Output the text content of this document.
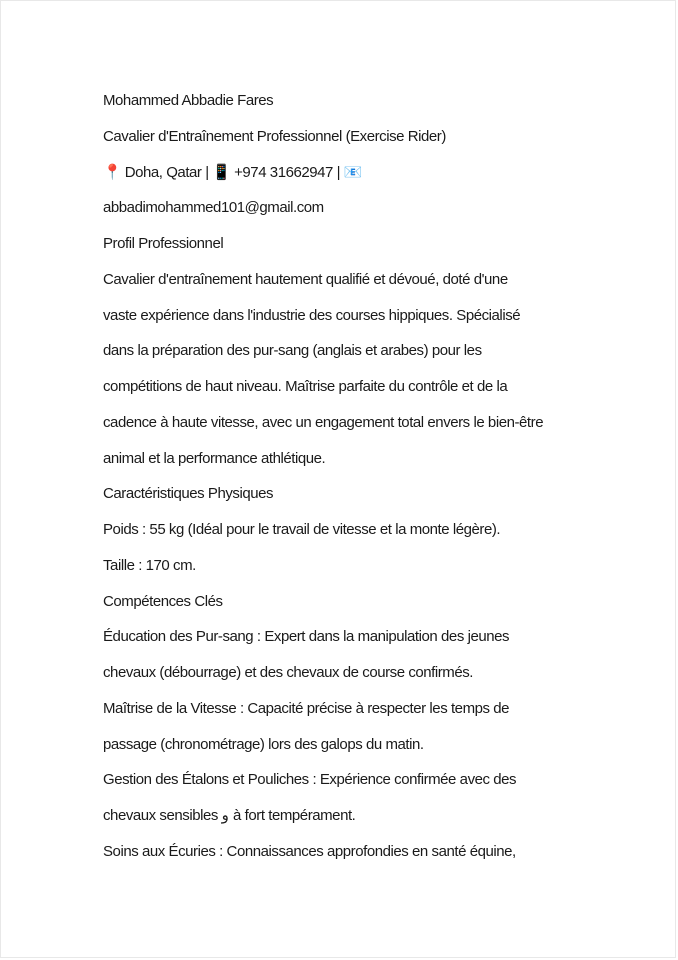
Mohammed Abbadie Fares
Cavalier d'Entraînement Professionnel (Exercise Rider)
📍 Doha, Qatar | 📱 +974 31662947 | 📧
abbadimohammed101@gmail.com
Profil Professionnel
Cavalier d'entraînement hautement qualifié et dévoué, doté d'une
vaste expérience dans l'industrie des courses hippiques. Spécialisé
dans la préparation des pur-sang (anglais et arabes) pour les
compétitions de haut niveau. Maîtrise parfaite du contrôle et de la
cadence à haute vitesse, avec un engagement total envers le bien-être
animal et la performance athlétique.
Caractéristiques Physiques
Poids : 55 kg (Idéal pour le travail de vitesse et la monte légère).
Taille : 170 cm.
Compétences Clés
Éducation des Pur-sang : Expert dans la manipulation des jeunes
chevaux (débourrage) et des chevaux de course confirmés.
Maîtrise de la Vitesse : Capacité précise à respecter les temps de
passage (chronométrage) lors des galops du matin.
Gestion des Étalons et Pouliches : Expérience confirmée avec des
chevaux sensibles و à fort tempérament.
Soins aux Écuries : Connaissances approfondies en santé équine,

- **The task**
Every entry above is to be set down exactly; the pictures are to be left out.

- **Output of the task**
Output the text content of this document.
Mohammed Abbadie Fares
Cavalier d'Entraînement Professionnel (Exercise Rider)
📍 Doha, Qatar | 📱 +974 31662947 | 📧
abbadimohammed101@gmail.com
Profil Professionnel
Cavalier d'entraînement hautement qualifié et dévoué, doté d'une
vaste expérience dans l'industrie des courses hippiques. Spécialisé
dans la préparation des pur-sang (anglais et arabes) pour les
compétitions de haut niveau. Maîtrise parfaite du contrôle et de la
cadence à haute vitesse, avec un engagement total envers le bien-être
animal et la performance athlétique.
Caractéristiques Physiques
Poids : 55 kg (Idéal pour le travail de vitesse et la monte légère).
Taille : 170 cm.
Compétences Clés
Éducation des Pur-sang : Expert dans la manipulation des jeunes
chevaux (débourrage) et des chevaux de course confirmés.
Maîtrise de la Vitesse : Capacité précise à respecter les temps de
passage (chronométrage) lors des galops du matin.
Gestion des Étalons et Pouliches : Expérience confirmée avec des
chevaux sensibles و à fort tempérament.
Soins aux Écuries : Connaissances approfondies en santé équine,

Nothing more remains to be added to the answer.